• **Set task**
Find each line containing the string "selected" and return it.

►

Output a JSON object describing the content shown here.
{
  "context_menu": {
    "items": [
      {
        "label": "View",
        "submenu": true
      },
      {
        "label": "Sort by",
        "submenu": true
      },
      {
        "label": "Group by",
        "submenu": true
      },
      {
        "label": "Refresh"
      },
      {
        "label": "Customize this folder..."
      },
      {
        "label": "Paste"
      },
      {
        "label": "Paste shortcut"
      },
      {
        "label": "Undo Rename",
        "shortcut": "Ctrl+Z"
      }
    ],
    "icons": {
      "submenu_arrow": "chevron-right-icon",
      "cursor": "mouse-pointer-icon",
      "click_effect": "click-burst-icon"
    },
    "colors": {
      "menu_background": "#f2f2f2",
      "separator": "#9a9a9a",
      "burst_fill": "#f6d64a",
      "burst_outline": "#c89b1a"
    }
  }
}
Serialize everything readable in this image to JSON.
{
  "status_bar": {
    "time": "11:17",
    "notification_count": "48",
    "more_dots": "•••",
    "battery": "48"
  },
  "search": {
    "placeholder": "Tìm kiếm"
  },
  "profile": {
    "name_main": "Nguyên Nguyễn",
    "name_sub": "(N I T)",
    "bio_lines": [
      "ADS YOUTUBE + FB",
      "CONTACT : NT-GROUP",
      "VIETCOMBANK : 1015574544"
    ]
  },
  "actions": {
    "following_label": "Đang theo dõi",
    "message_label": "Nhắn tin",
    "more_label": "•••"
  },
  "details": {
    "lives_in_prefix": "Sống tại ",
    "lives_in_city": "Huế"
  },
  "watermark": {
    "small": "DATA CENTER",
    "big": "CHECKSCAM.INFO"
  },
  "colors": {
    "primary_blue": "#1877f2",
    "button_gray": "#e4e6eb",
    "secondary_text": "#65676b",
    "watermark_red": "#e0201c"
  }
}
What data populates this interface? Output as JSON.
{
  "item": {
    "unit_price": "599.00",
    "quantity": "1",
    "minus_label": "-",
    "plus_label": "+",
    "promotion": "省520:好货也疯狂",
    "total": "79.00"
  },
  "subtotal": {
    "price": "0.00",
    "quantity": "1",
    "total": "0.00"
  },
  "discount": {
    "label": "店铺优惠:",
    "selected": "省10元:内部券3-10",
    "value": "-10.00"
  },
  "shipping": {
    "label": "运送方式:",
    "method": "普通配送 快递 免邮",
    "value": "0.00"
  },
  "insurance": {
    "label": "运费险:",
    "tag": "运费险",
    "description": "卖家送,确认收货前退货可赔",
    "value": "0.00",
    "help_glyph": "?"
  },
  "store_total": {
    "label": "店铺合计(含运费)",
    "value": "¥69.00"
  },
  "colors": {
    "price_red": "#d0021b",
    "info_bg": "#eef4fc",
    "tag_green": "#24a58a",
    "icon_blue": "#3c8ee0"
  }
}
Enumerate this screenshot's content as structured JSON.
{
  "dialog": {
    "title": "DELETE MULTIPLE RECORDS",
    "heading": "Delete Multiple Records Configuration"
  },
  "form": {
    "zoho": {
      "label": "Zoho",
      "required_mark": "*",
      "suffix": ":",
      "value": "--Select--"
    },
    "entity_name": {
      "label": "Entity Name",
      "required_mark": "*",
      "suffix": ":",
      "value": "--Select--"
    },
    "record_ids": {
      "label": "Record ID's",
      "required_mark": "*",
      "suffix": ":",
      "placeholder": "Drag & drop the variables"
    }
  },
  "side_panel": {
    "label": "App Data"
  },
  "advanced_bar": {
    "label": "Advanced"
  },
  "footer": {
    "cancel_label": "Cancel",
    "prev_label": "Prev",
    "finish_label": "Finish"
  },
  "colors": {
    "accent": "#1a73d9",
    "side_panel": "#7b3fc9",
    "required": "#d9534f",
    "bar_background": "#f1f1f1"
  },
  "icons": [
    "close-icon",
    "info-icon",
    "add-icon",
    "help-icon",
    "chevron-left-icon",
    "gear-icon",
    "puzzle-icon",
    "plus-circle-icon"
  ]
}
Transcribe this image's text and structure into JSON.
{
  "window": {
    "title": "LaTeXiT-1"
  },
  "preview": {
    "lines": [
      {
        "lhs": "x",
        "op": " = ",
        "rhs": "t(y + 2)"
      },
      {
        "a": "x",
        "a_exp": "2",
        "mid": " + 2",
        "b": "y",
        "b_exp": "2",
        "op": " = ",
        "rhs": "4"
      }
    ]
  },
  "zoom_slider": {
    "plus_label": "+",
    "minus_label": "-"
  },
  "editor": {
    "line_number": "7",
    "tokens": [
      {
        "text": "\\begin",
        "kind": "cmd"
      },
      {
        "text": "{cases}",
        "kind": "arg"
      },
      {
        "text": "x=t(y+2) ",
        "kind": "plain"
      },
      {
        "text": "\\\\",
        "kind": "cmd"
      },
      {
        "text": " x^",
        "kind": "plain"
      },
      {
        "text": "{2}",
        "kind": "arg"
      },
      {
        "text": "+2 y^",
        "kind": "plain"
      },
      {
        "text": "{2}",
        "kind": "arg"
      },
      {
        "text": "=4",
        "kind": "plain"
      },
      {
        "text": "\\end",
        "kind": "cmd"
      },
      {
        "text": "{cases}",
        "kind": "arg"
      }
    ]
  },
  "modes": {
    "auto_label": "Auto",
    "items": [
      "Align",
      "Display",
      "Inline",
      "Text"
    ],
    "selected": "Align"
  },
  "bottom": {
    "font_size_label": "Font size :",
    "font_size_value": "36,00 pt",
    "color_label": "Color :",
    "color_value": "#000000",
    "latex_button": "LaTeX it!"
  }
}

◄

• **Problem solution**
    "selected": "省10元:内部券3-10",
    "selected": "Align"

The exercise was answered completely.